Stated goal: Copy out the entries in full and with complete accuracy; pictures are excluded.

╭─ Material provided

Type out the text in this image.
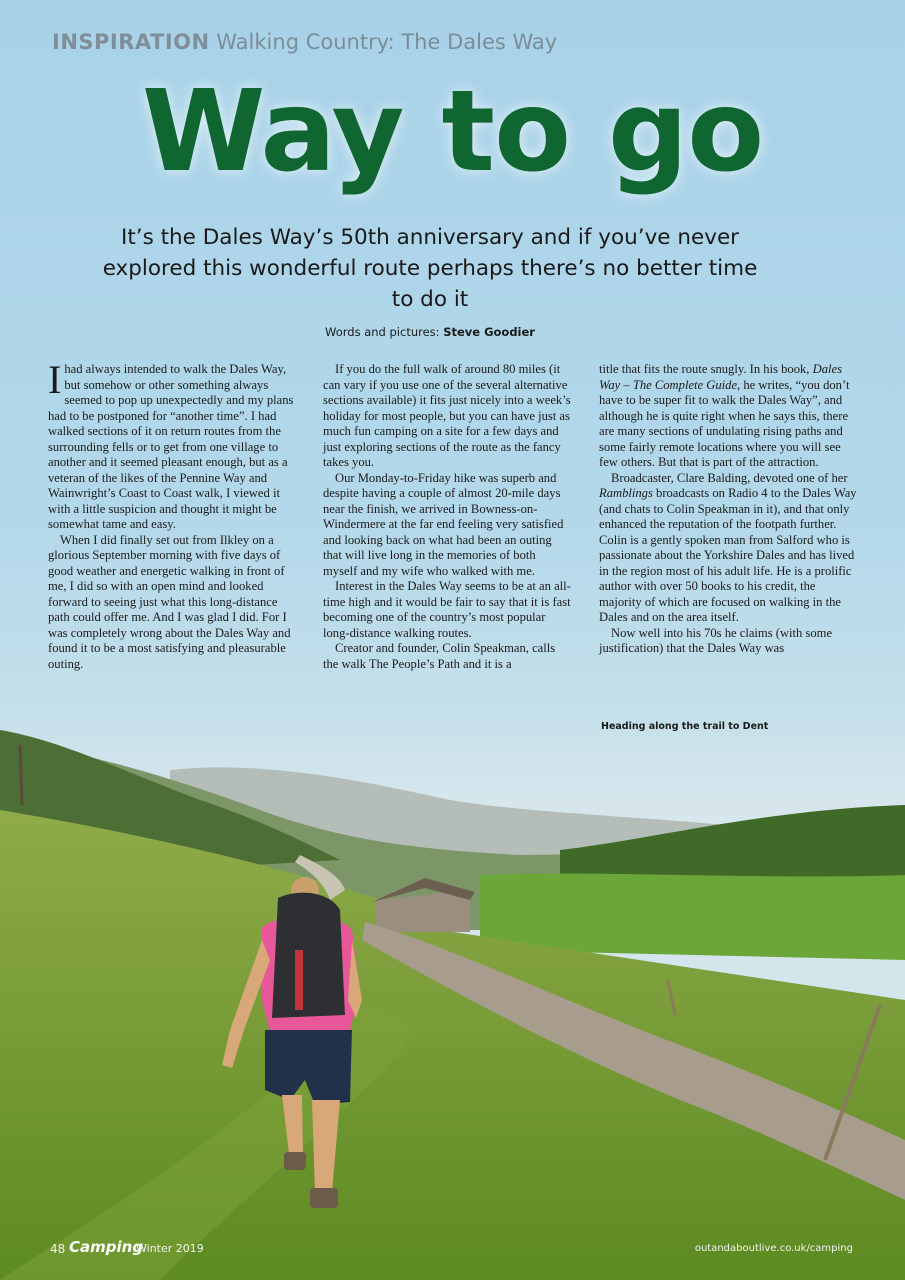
INSPIRATION Walking Country: The Dales Way
Way to go
It’s the Dales Way’s 50th anniversary and if you’ve never explored this wonderful route perhaps there’s no better time to do it
Words and pictures: Steve Goodier

Ihad always intended to walk the Dales Way, but somehow or other something always seemed to pop up unexpectedly and my plans had to be postponed for “another time”. I had walked sections of it on return routes from the surrounding fells or to get from one village to another and it seemed pleasant enough, but as a veteran of the likes of the Pennine Way and Wainwright’s Coast to Coast walk, I viewed it with a little suspicion and thought it might be somewhat tame and easy.

When I did finally set out from Ilkley on a glorious September morning with five days of good weather and energetic walking in front of me, I did so with an open mind and looked forward to seeing just what this long-distance path could offer me. And I was glad I did. For I was completely wrong about the Dales Way and found it to be a most satisfying and pleasurable outing.

If you do the full walk of around 80 miles (it can vary if you use one of the several alternative sections available) it fits just nicely into a week’s holiday for most people, but you can have just as much fun camping on a site for a few days and just exploring sections of the route as the fancy takes you.

Our Monday-to-Friday hike was superb and despite having a couple of almost 20-mile days near the finish, we arrived in Bowness-on-Windermere at the far end feeling very satisfied and looking back on what had been an outing that will live long in the memories of both myself and my wife who walked with me.

Interest in the Dales Way seems to be at an all-time high and it would be fair to say that it is fast becoming one of the country’s most popular long-distance walking routes.

Creator and founder, Colin Speakman, calls the walk The People’s Path and it is a

title that fits the route snugly. In his book, Dales Way – The Complete Guide, he writes, “you don’t have to be super fit to walk the Dales Way”, and although he is quite right when he says this, there are many sections of undulating rising paths and some fairly remote locations where you will see few others. But that is part of the attraction.

Broadcaster, Clare Balding, devoted one of her Ramblings broadcasts on Radio 4 to the Dales Way (and chats to Colin Speakman in it), and that only enhanced the reputation of the footpath further. Colin is a gently spoken man from Salford who is passionate about the Yorkshire Dales and has lived in the region most of his adult life. He is a prolific author with over 50 books to his credit, the majority of which are focused on walking in the Dales and on the area itself.

Now well into his 70s he claims (with some justification) that the Dales Way was

Heading along the trail to Dent
48 Camping
Winter 2019	outandaboutlive.co.uk/camping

╰─

Written reply:
Type out the text in this image.
INSPIRATION Walking Country: The Dales Way
Way to go
It’s the Dales Way’s 50th anniversary and if you’ve never explored this wonderful route perhaps there’s no better time to do it
Words and pictures: Steve Goodier

Ihad always intended to walk the Dales Way, but somehow or other something always seemed to pop up unexpectedly and my plans had to be postponed for “another time”. I had walked sections of it on return routes from the surrounding fells or to get from one village to another and it seemed pleasant enough, but as a veteran of the likes of the Pennine Way and Wainwright’s Coast to Coast walk, I viewed it with a little suspicion and thought it might be somewhat tame and easy.

When I did finally set out from Ilkley on a glorious September morning with five days of good weather and energetic walking in front of me, I did so with an open mind and looked forward to seeing just what this long-distance path could offer me. And I was glad I did. For I was completely wrong about the Dales Way and found it to be a most satisfying and pleasurable outing.

If you do the full walk of around 80 miles (it can vary if you use one of the several alternative sections available) it fits just nicely into a week’s holiday for most people, but you can have just as much fun camping on a site for a few days and just exploring sections of the route as the fancy takes you.

Our Monday-to-Friday hike was superb and despite having a couple of almost 20-mile days near the finish, we arrived in Bowness-on-Windermere at the far end feeling very satisfied and looking back on what had been an outing that will live long in the memories of both myself and my wife who walked with me.

Interest in the Dales Way seems to be at an all-time high and it would be fair to say that it is fast becoming one of the country’s most popular long-distance walking routes.

Creator and founder, Colin Speakman, calls the walk The People’s Path and it is a

title that fits the route snugly. In his book, Dales Way – The Complete Guide, he writes, “you don’t have to be super fit to walk the Dales Way”, and although he is quite right when he says this, there are many sections of undulating rising paths and some fairly remote locations where you will see few others. But that is part of the attraction.

Broadcaster, Clare Balding, devoted one of her Ramblings broadcasts on Radio 4 to the Dales Way (and chats to Colin Speakman in it), and that only enhanced the reputation of the footpath further. Colin is a gently spoken man from Salford who is passionate about the Yorkshire Dales and has lived in the region most of his adult life. He is a prolific author with over 50 books to his credit, the majority of which are focused on walking in the Dales and on the area itself.

Now well into his 70s he claims (with some justification) that the Dales Way was

Heading along the trail to Dent
48 Camping
Winter 2019	outandaboutlive.co.uk/camping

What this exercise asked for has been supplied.